Reproduce every record below exactly as it appears.
>> begin MATERIALS PROVIDED
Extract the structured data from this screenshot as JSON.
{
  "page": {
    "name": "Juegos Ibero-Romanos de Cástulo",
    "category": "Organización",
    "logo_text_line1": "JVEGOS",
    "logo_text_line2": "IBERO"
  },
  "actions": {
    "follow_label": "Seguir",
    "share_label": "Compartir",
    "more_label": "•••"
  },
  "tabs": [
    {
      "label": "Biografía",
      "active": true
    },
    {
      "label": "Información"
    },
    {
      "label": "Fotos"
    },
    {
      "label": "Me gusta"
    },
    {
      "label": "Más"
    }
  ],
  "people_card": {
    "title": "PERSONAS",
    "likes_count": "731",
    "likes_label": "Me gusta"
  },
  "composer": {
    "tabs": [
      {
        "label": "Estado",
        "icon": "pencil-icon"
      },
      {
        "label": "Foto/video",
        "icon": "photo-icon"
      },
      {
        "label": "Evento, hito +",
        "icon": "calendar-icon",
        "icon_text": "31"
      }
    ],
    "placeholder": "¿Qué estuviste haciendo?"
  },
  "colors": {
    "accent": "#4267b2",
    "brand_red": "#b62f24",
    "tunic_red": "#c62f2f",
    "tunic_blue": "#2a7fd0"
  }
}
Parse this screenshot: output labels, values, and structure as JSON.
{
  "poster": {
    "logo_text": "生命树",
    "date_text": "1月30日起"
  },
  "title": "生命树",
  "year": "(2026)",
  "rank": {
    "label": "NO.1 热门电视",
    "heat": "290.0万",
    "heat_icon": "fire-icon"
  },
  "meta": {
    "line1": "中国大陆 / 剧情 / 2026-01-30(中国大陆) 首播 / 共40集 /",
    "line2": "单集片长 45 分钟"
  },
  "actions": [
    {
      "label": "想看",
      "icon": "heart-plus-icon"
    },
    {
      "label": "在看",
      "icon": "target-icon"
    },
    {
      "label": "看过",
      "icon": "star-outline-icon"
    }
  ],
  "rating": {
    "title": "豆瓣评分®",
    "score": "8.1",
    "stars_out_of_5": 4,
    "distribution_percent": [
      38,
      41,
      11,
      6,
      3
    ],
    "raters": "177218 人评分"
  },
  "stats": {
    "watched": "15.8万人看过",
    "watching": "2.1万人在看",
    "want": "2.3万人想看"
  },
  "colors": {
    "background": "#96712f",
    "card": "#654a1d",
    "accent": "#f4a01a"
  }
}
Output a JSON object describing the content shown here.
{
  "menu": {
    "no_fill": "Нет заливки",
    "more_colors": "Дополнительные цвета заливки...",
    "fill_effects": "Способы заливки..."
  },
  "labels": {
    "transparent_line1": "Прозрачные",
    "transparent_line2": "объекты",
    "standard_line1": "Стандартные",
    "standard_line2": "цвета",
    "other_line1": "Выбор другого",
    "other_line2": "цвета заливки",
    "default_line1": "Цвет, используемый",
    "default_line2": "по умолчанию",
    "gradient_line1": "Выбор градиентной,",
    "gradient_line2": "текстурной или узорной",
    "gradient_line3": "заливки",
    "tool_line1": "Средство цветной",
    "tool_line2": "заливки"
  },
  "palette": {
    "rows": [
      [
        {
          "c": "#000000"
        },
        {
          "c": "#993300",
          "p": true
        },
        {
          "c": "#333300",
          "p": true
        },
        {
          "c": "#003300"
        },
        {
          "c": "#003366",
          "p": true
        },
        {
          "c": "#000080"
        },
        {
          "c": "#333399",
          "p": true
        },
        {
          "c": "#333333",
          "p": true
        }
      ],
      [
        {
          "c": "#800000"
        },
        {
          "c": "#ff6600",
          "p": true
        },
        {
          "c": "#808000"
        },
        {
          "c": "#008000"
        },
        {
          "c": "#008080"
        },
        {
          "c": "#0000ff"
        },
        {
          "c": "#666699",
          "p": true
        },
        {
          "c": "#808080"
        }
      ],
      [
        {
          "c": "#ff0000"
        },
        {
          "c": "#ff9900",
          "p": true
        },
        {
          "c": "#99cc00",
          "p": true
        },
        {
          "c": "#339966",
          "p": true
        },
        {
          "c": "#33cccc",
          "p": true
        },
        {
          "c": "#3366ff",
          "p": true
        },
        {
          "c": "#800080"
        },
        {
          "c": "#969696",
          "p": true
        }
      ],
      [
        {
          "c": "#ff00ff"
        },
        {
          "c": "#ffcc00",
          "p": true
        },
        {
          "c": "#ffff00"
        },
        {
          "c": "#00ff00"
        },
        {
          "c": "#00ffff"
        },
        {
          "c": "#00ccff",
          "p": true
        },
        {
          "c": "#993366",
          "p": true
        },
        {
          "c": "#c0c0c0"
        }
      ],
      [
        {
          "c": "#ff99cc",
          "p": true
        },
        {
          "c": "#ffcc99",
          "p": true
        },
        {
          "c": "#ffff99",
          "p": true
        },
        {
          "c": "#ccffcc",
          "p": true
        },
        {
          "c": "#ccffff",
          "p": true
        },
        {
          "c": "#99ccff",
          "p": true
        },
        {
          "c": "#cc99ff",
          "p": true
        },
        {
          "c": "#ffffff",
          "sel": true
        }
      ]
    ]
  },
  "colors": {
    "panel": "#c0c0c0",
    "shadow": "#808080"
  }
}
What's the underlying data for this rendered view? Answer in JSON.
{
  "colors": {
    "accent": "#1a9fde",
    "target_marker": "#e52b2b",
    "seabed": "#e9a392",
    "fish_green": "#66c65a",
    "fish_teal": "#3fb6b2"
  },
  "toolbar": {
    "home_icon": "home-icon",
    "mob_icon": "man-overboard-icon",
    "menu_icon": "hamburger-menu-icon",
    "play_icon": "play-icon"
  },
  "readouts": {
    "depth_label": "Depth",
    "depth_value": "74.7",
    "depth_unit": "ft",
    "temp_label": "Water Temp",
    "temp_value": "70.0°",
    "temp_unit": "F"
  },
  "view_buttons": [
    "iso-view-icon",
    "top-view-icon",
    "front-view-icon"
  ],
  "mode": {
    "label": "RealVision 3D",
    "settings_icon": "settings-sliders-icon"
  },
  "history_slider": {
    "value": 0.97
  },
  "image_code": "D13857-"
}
>> end MATERIALS PROVIDED
## [SOLUTION FOR THIS PROBLEM]
Extract the structured data from this screenshot as JSON.
{
  "page": {
    "name": "Juegos Ibero-Romanos de Cástulo",
    "category": "Organización",
    "logo_text_line1": "JVEGOS",
    "logo_text_line2": "IBERO"
  },
  "actions": {
    "follow_label": "Seguir",
    "share_label": "Compartir",
    "more_label": "•••"
  },
  "tabs": [
    {
      "label": "Biografía",
      "active": true
    },
    {
      "label": "Información"
    },
    {
      "label": "Fotos"
    },
    {
      "label": "Me gusta"
    },
    {
      "label": "Más"
    }
  ],
  "people_card": {
    "title": "PERSONAS",
    "likes_count": "731",
    "likes_label": "Me gusta"
  },
  "composer": {
    "tabs": [
      {
        "label": "Estado",
        "icon": "pencil-icon"
      },
      {
        "label": "Foto/video",
        "icon": "photo-icon"
      },
      {
        "label": "Evento, hito +",
        "icon": "calendar-icon",
        "icon_text": "31"
      }
    ],
    "placeholder": "¿Qué estuviste haciendo?"
  },
  "colors": {
    "accent": "#4267b2",
    "brand_red": "#b62f24",
    "tunic_red": "#c62f2f",
    "tunic_blue": "#2a7fd0"
  }
}
Parse this screenshot: output labels, values, and structure as JSON.
{
  "poster": {
    "logo_text": "生命树",
    "date_text": "1月30日起"
  },
  "title": "生命树",
  "year": "(2026)",
  "rank": {
    "label": "NO.1 热门电视",
    "heat": "290.0万",
    "heat_icon": "fire-icon"
  },
  "meta": {
    "line1": "中国大陆 / 剧情 / 2026-01-30(中国大陆) 首播 / 共40集 /",
    "line2": "单集片长 45 分钟"
  },
  "actions": [
    {
      "label": "想看",
      "icon": "heart-plus-icon"
    },
    {
      "label": "在看",
      "icon": "target-icon"
    },
    {
      "label": "看过",
      "icon": "star-outline-icon"
    }
  ],
  "rating": {
    "title": "豆瓣评分®",
    "score": "8.1",
    "stars_out_of_5": 4,
    "distribution_percent": [
      38,
      41,
      11,
      6,
      3
    ],
    "raters": "177218 人评分"
  },
  "stats": {
    "watched": "15.8万人看过",
    "watching": "2.1万人在看",
    "want": "2.3万人想看"
  },
  "colors": {
    "background": "#96712f",
    "card": "#654a1d",
    "accent": "#f4a01a"
  }
}
Output a JSON object describing the content shown here.
{
  "menu": {
    "no_fill": "Нет заливки",
    "more_colors": "Дополнительные цвета заливки...",
    "fill_effects": "Способы заливки..."
  },
  "labels": {
    "transparent_line1": "Прозрачные",
    "transparent_line2": "объекты",
    "standard_line1": "Стандартные",
    "standard_line2": "цвета",
    "other_line1": "Выбор другого",
    "other_line2": "цвета заливки",
    "default_line1": "Цвет, используемый",
    "default_line2": "по умолчанию",
    "gradient_line1": "Выбор градиентной,",
    "gradient_line2": "текстурной или узорной",
    "gradient_line3": "заливки",
    "tool_line1": "Средство цветной",
    "tool_line2": "заливки"
  },
  "palette": {
    "rows": [
      [
        {
          "c": "#000000"
        },
        {
          "c": "#993300",
          "p": true
        },
        {
          "c": "#333300",
          "p": true
        },
        {
          "c": "#003300"
        },
        {
          "c": "#003366",
          "p": true
        },
        {
          "c": "#000080"
        },
        {
          "c": "#333399",
          "p": true
        },
        {
          "c": "#333333",
          "p": true
        }
      ],
      [
        {
          "c": "#800000"
        },
        {
          "c": "#ff6600",
          "p": true
        },
        {
          "c": "#808000"
        },
        {
          "c": "#008000"
        },
        {
          "c": "#008080"
        },
        {
          "c": "#0000ff"
        },
        {
          "c": "#666699",
          "p": true
        },
        {
          "c": "#808080"
        }
      ],
      [
        {
          "c": "#ff0000"
        },
        {
          "c": "#ff9900",
          "p": true
        },
        {
          "c": "#99cc00",
          "p": true
        },
        {
          "c": "#339966",
          "p": true
        },
        {
          "c": "#33cccc",
          "p": true
        },
        {
          "c": "#3366ff",
          "p": true
        },
        {
          "c": "#800080"
        },
        {
          "c": "#969696",
          "p": true
        }
      ],
      [
        {
          "c": "#ff00ff"
        },
        {
          "c": "#ffcc00",
          "p": true
        },
        {
          "c": "#ffff00"
        },
        {
          "c": "#00ff00"
        },
        {
          "c": "#00ffff"
        },
        {
          "c": "#00ccff",
          "p": true
        },
        {
          "c": "#993366",
          "p": true
        },
        {
          "c": "#c0c0c0"
        }
      ],
      [
        {
          "c": "#ff99cc",
          "p": true
        },
        {
          "c": "#ffcc99",
          "p": true
        },
        {
          "c": "#ffff99",
          "p": true
        },
        {
          "c": "#ccffcc",
          "p": true
        },
        {
          "c": "#ccffff",
          "p": true
        },
        {
          "c": "#99ccff",
          "p": true
        },
        {
          "c": "#cc99ff",
          "p": true
        },
        {
          "c": "#ffffff",
          "sel": true
        }
      ]
    ]
  },
  "colors": {
    "panel": "#c0c0c0",
    "shadow": "#808080"
  }
}
What's the underlying data for this rendered view? Answer in JSON.
{
  "colors": {
    "accent": "#1a9fde",
    "target_marker": "#e52b2b",
    "seabed": "#e9a392",
    "fish_green": "#66c65a",
    "fish_teal": "#3fb6b2"
  },
  "toolbar": {
    "home_icon": "home-icon",
    "mob_icon": "man-overboard-icon",
    "menu_icon": "hamburger-menu-icon",
    "play_icon": "play-icon"
  },
  "readouts": {
    "depth_label": "Depth",
    "depth_value": "74.7",
    "depth_unit": "ft",
    "temp_label": "Water Temp",
    "temp_value": "70.0°",
    "temp_unit": "F"
  },
  "view_buttons": [
    "iso-view-icon",
    "top-view-icon",
    "front-view-icon"
  ],
  "mode": {
    "label": "RealVision 3D",
    "settings_icon": "settings-sliders-icon"
  },
  "history_slider": {
    "value": 0.97
  },
  "image_code": "D13857-"
}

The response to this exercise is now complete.